- _Task_: Write out all records as given; omit images.

#### Records for the exercise

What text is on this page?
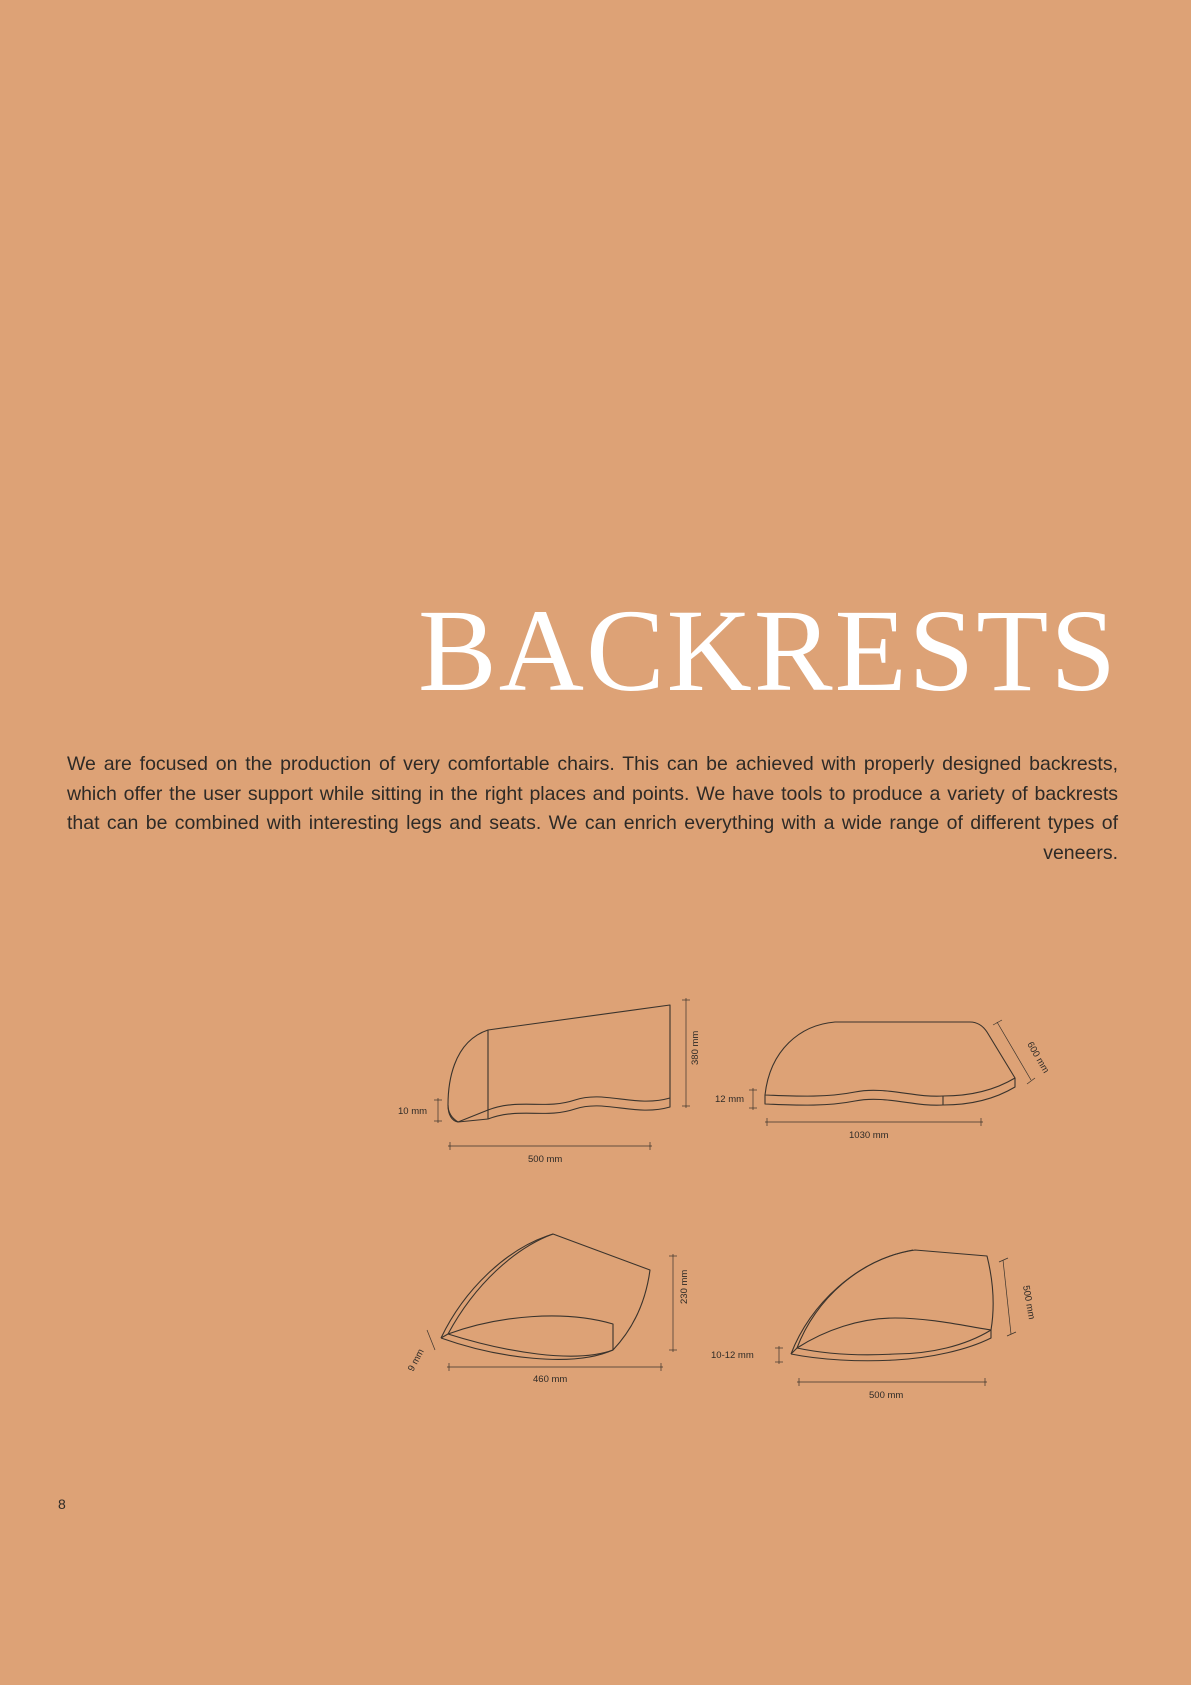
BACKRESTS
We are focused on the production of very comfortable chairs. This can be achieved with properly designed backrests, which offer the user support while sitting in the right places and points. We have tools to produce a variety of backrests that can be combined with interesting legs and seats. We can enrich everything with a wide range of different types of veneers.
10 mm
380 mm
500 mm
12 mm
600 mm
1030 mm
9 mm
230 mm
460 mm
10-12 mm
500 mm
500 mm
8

########

- _Full answer_:
What text is on this page?
BACKRESTS
We are focused on the production of very comfortable chairs. This can be achieved with properly designed backrests, which offer the user support while sitting in the right places and points. We have tools to produce a variety of backrests that can be combined with interesting legs and seats. We can enrich everything with a wide range of different types of veneers.
10 mm
380 mm
500 mm
12 mm
600 mm
1030 mm
9 mm
230 mm
460 mm
10-12 mm
500 mm
500 mm
8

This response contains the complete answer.